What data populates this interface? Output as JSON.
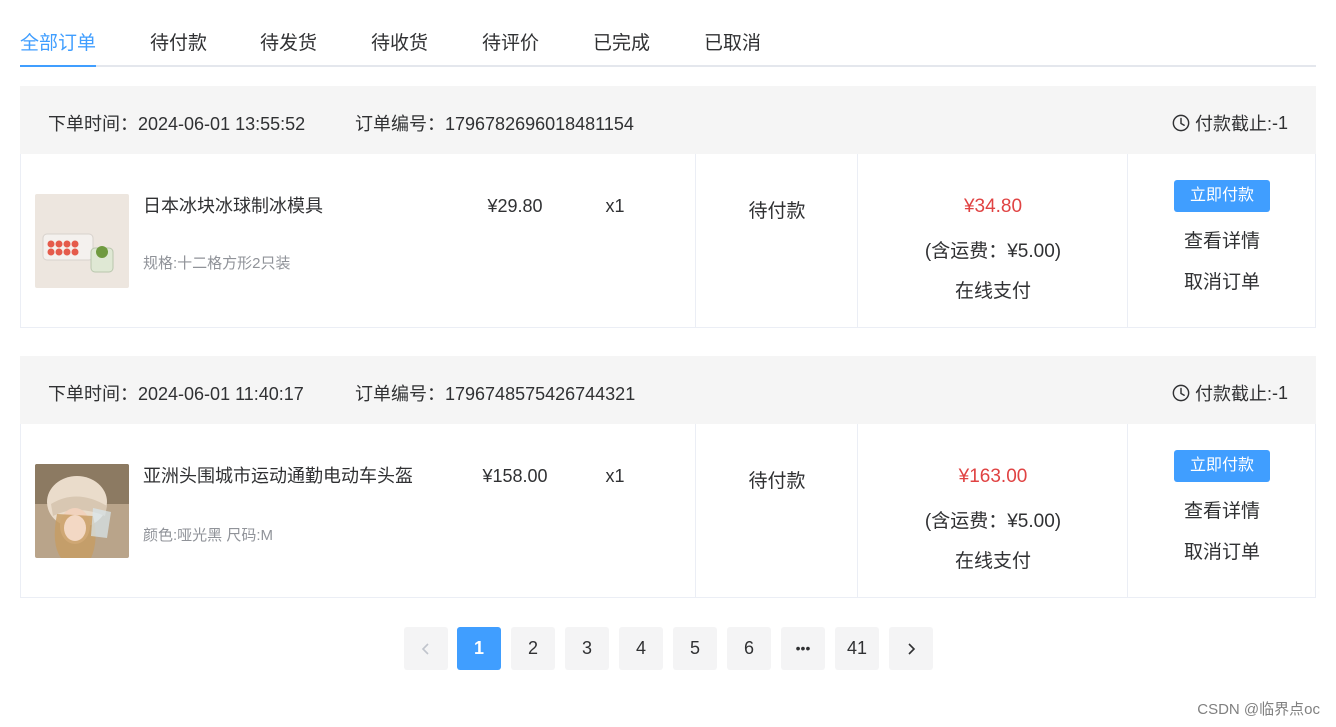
{
  "tabs": [
    {
      "label": "全部订单"
    },
    {
      "label": "待付款"
    },
    {
      "label": "待发货"
    },
    {
      "label": "待收货"
    },
    {
      "label": "待评价"
    },
    {
      "label": "已完成"
    },
    {
      "label": "已取消"
    }
  ],
  "active_tab": "全部订单",
  "orders": [
    {
      "time_label": "下单时间：",
      "time": "2024-06-01 13:55:52",
      "num_label": "订单编号：",
      "num": "1796782696018481154",
      "deadline_label": "付款截止: ",
      "deadline": "-1",
      "product_name": "日本冰块冰球制冰模具",
      "spec": "规格:十二格方形2只装",
      "price": "¥29.80",
      "qty": "x1",
      "status": "待付款",
      "total": "¥34.80",
      "shipping": "(含运费：¥5.00)",
      "pay_method": "在线支付",
      "pay_btn": "立即付款",
      "detail_link": "查看详情",
      "cancel_link": "取消订单"
    },
    {
      "time_label": "下单时间：",
      "time": "2024-06-01 11:40:17",
      "num_label": "订单编号：",
      "num": "1796748575426744321",
      "deadline_label": "付款截止: ",
      "deadline": "-1",
      "product_name": "亚洲头围城市运动通勤电动车头盔",
      "spec": "颜色:哑光黑 尺码:M",
      "price": "¥158.00",
      "qty": "x1",
      "status": "待付款",
      "total": "¥163.00",
      "shipping": "(含运费：¥5.00)",
      "pay_method": "在线支付",
      "pay_btn": "立即付款",
      "detail_link": "查看详情",
      "cancel_link": "取消订单"
    }
  ],
  "pagination": {
    "prev": "‹",
    "pages": [
      "1",
      "2",
      "3",
      "4",
      "5",
      "6"
    ],
    "ellipsis": "•••",
    "last": "41",
    "next": "›",
    "current": 1
  },
  "icons": {
    "clock": "clock-icon",
    "prev": "chevron-left-icon",
    "next": "chevron-right-icon"
  },
  "colors": {
    "accent": "#409eff",
    "price_red": "#e04343",
    "header_bg": "#f5f5f5"
  },
  "watermark": "CSDN @临界点oc"
}
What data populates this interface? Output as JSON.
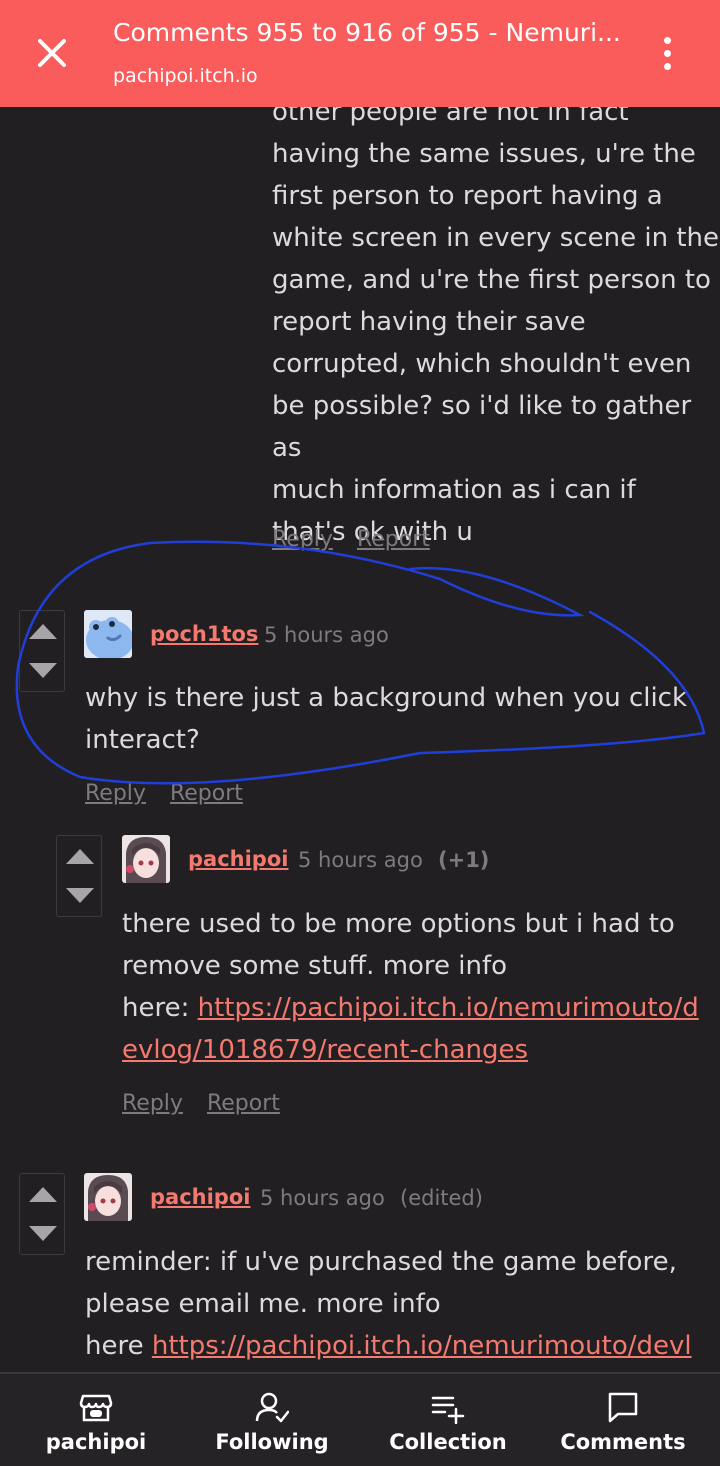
{
  "topbar": {
    "title": "Comments 955 to 916 of 955 - Nemuri...",
    "url": "pachipoi.itch.io"
  },
  "comments": [
    {
      "lines": [
        "other people are not in fact",
        "having the same issues, u're the",
        "first person to report having a",
        "white screen in every scene in the",
        "game, and u're the first person to",
        "report having their save",
        "corrupted, which shouldn't even",
        "be possible? so i'd like to gather as",
        "much information as i can if",
        "that's ok with u"
      ],
      "reply": "Reply",
      "report": "Report"
    },
    {
      "username": "poch1tos",
      "time": "5 hours ago",
      "lines": [
        "why is there just a background when you click",
        "interact?"
      ],
      "reply": "Reply",
      "report": "Report"
    },
    {
      "username": "pachipoi",
      "time": "5 hours ago",
      "badge": "(+1)",
      "line1": "there used to be more options but i had to",
      "line2": "remove some stuff. more info",
      "line3_prefix": "here: ",
      "line3_link": "https://pachipoi.itch.io/nemurimouto/d",
      "line4_link": "evlog/1018679/recent-changes",
      "reply": "Reply",
      "report": "Report"
    },
    {
      "username": "pachipoi",
      "time": "5 hours ago",
      "badge": "(edited)",
      "line1": "reminder: if u've purchased the game before,",
      "line2": "please email me. more info",
      "line3_prefix": "here ",
      "line3_link": "https://pachipoi.itch.io/nemurimouto/devl"
    }
  ],
  "nav": [
    {
      "label": "pachipoi",
      "icon": "store-icon"
    },
    {
      "label": "Following",
      "icon": "user-check-icon"
    },
    {
      "label": "Collection",
      "icon": "playlist-add-icon"
    },
    {
      "label": "Comments",
      "icon": "comment-icon"
    }
  ],
  "colors": {
    "topbar": "#fa5c5c",
    "background": "#221f22",
    "username": "#f4796e",
    "annotation": "#1f3fd8"
  }
}
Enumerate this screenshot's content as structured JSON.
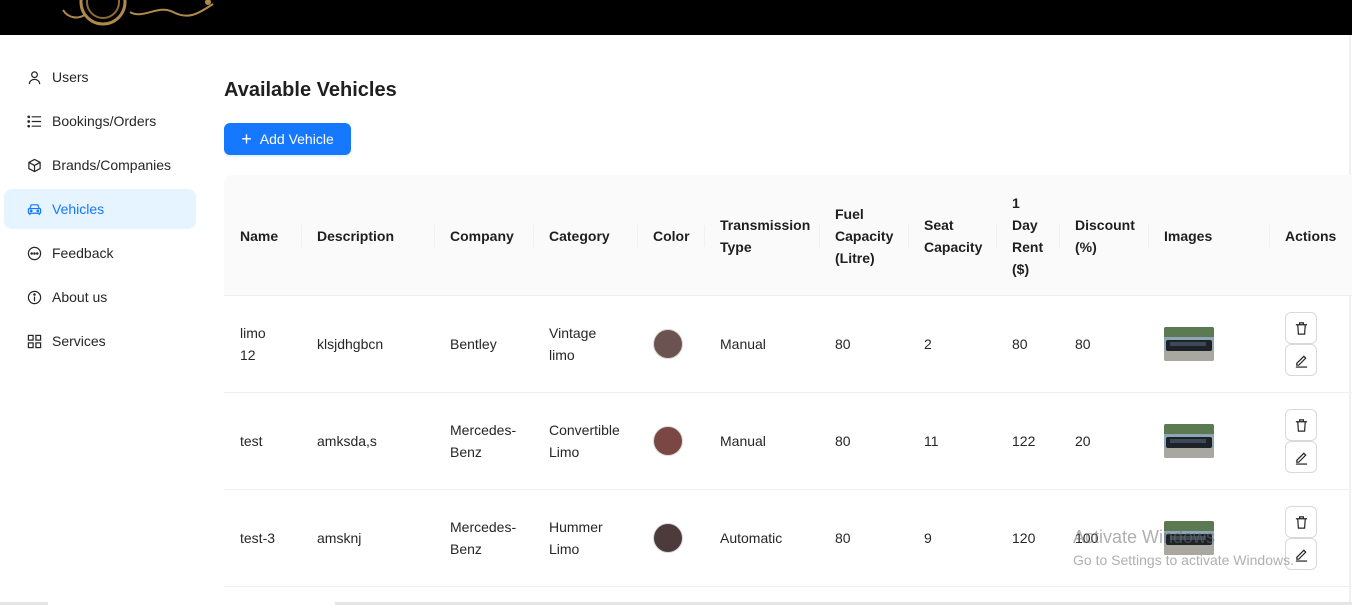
{
  "nav": {
    "items": [
      {
        "label": "Users",
        "icon": "user-icon"
      },
      {
        "label": "Bookings/Orders",
        "icon": "list-icon"
      },
      {
        "label": "Brands/Companies",
        "icon": "cube-icon"
      },
      {
        "label": "Vehicles",
        "icon": "car-icon",
        "active": true
      },
      {
        "label": "Feedback",
        "icon": "message-icon"
      },
      {
        "label": "About us",
        "icon": "info-icon"
      },
      {
        "label": "Services",
        "icon": "grid-icon"
      }
    ]
  },
  "main": {
    "title": "Available Vehicles",
    "add_button": "Add Vehicle"
  },
  "table": {
    "headers": [
      "Name",
      "Description",
      "Company",
      "Category",
      "Color",
      "Transmission Type",
      "Fuel Capacity (Litre)",
      "Seat Capacity",
      "1 Day Rent ($)",
      "Discount (%)",
      "Images",
      "Actions"
    ],
    "rows": [
      {
        "name": "limo 12",
        "description": "klsjdhgbcn",
        "company": "Bentley",
        "category": "Vintage limo",
        "color": "#6b5352",
        "transmission": "Manual",
        "fuel": "80",
        "seats": "2",
        "rent": "80",
        "discount": "80"
      },
      {
        "name": "test",
        "description": "amksda,s",
        "company": "Mercedes-Benz",
        "category": "Convertible Limo",
        "color": "#7a4745",
        "transmission": "Manual",
        "fuel": "80",
        "seats": "11",
        "rent": "122",
        "discount": "20"
      },
      {
        "name": "test-3",
        "description": "amsknj",
        "company": "Mercedes-Benz",
        "category": "Hummer Limo",
        "color": "#4d3b3b",
        "transmission": "Automatic",
        "fuel": "80",
        "seats": "9",
        "rent": "120",
        "discount": "100"
      }
    ]
  },
  "watermark": {
    "line1": "Activate Windows",
    "line2": "Go to Settings to activate Windows."
  },
  "colors": {
    "accent": "#1677ff",
    "active_bg": "#e6f4ff"
  }
}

Description of the task:
Write out the material above once more, exactly as it reads, with no pictures.

Solution:
What data populates this interface? Output as JSON.
{
  "tabs": [
    {
      "label": "全部订单"
    },
    {
      "label": "待付款"
    },
    {
      "label": "待发货"
    },
    {
      "label": "待收货"
    },
    {
      "label": "待评价"
    },
    {
      "label": "已完成"
    },
    {
      "label": "已取消"
    }
  ],
  "active_tab": "全部订单",
  "orders": [
    {
      "time_label": "下单时间：",
      "time": "2024-06-01 13:55:52",
      "num_label": "订单编号：",
      "num": "1796782696018481154",
      "deadline_label": "付款截止: ",
      "deadline": "-1",
      "product_name": "日本冰块冰球制冰模具",
      "spec": "规格:十二格方形2只装",
      "price": "¥29.80",
      "qty": "x1",
      "status": "待付款",
      "total": "¥34.80",
      "shipping": "(含运费：¥5.00)",
      "pay_method": "在线支付",
      "pay_btn": "立即付款",
      "detail_link": "查看详情",
      "cancel_link": "取消订单"
    },
    {
      "time_label": "下单时间：",
      "time": "2024-06-01 11:40:17",
      "num_label": "订单编号：",
      "num": "1796748575426744321",
      "deadline_label": "付款截止: ",
      "deadline": "-1",
      "product_name": "亚洲头围城市运动通勤电动车头盔",
      "spec": "颜色:哑光黑 尺码:M",
      "price": "¥158.00",
      "qty": "x1",
      "status": "待付款",
      "total": "¥163.00",
      "shipping": "(含运费：¥5.00)",
      "pay_method": "在线支付",
      "pay_btn": "立即付款",
      "detail_link": "查看详情",
      "cancel_link": "取消订单"
    }
  ],
  "pagination": {
    "prev": "‹",
    "pages": [
      "1",
      "2",
      "3",
      "4",
      "5",
      "6"
    ],
    "ellipsis": "•••",
    "last": "41",
    "next": "›",
    "current": 1
  },
  "icons": {
    "clock": "clock-icon",
    "prev": "chevron-left-icon",
    "next": "chevron-right-icon"
  },
  "colors": {
    "accent": "#409eff",
    "price_red": "#e04343",
    "header_bg": "#f5f5f5"
  },
  "watermark": "CSDN @临界点oc"
}
What data populates this interface? Output as JSON.
{
  "topbar": {
    "title": "Comments 955 to 916 of 955 - Nemuri...",
    "url": "pachipoi.itch.io"
  },
  "comments": [
    {
      "lines": [
        "other people are not in fact",
        "having the same issues, u're the",
        "first person to report having a",
        "white screen in every scene in the",
        "game, and u're the first person to",
        "report having their save",
        "corrupted, which shouldn't even",
        "be possible? so i'd like to gather as",
        "much information as i can if",
        "that's ok with u"
      ],
      "reply": "Reply",
      "report": "Report"
    },
    {
      "username": "poch1tos",
      "time": "5 hours ago",
      "lines": [
        "why is there just a background when you click",
        "interact?"
      ],
      "reply": "Reply",
      "report": "Report"
    },
    {
      "username": "pachipoi",
      "time": "5 hours ago",
      "badge": "(+1)",
      "line1": "there used to be more options but i had to",
      "line2": "remove some stuff. more info",
      "line3_prefix": "here: ",
      "line3_link": "https://pachipoi.itch.io/nemurimouto/d",
      "line4_link": "evlog/1018679/recent-changes",
      "reply": "Reply",
      "report": "Report"
    },
    {
      "username": "pachipoi",
      "time": "5 hours ago",
      "badge": "(edited)",
      "line1": "reminder: if u've purchased the game before,",
      "line2": "please email me. more info",
      "line3_prefix": "here ",
      "line3_link": "https://pachipoi.itch.io/nemurimouto/devl"
    }
  ],
  "nav": [
    {
      "label": "pachipoi",
      "icon": "store-icon"
    },
    {
      "label": "Following",
      "icon": "user-check-icon"
    },
    {
      "label": "Collection",
      "icon": "playlist-add-icon"
    },
    {
      "label": "Comments",
      "icon": "comment-icon"
    }
  ],
  "colors": {
    "topbar": "#fa5c5c",
    "background": "#221f22",
    "username": "#f4796e",
    "annotation": "#1f3fd8"
  }
}
Enumerate this screenshot's content as structured JSON.
{
  "nav": {
    "items": [
      {
        "label": "Users",
        "icon": "user-icon"
      },
      {
        "label": "Bookings/Orders",
        "icon": "list-icon"
      },
      {
        "label": "Brands/Companies",
        "icon": "cube-icon"
      },
      {
        "label": "Vehicles",
        "icon": "car-icon",
        "active": true
      },
      {
        "label": "Feedback",
        "icon": "message-icon"
      },
      {
        "label": "About us",
        "icon": "info-icon"
      },
      {
        "label": "Services",
        "icon": "grid-icon"
      }
    ]
  },
  "main": {
    "title": "Available Vehicles",
    "add_button": "Add Vehicle"
  },
  "table": {
    "headers": [
      "Name",
      "Description",
      "Company",
      "Category",
      "Color",
      "Transmission Type",
      "Fuel Capacity (Litre)",
      "Seat Capacity",
      "1 Day Rent ($)",
      "Discount (%)",
      "Images",
      "Actions"
    ],
    "rows": [
      {
        "name": "limo 12",
        "description": "klsjdhgbcn",
        "company": "Bentley",
        "category": "Vintage limo",
        "color": "#6b5352",
        "transmission": "Manual",
        "fuel": "80",
        "seats": "2",
        "rent": "80",
        "discount": "80"
      },
      {
        "name": "test",
        "description": "amksda,s",
        "company": "Mercedes-Benz",
        "category": "Convertible Limo",
        "color": "#7a4745",
        "transmission": "Manual",
        "fuel": "80",
        "seats": "11",
        "rent": "122",
        "discount": "20"
      },
      {
        "name": "test-3",
        "description": "amsknj",
        "company": "Mercedes-Benz",
        "category": "Hummer Limo",
        "color": "#4d3b3b",
        "transmission": "Automatic",
        "fuel": "80",
        "seats": "9",
        "rent": "120",
        "discount": "100"
      }
    ]
  },
  "watermark": {
    "line1": "Activate Windows",
    "line2": "Go to Settings to activate Windows."
  },
  "colors": {
    "accent": "#1677ff",
    "active_bg": "#e6f4ff"
  }
}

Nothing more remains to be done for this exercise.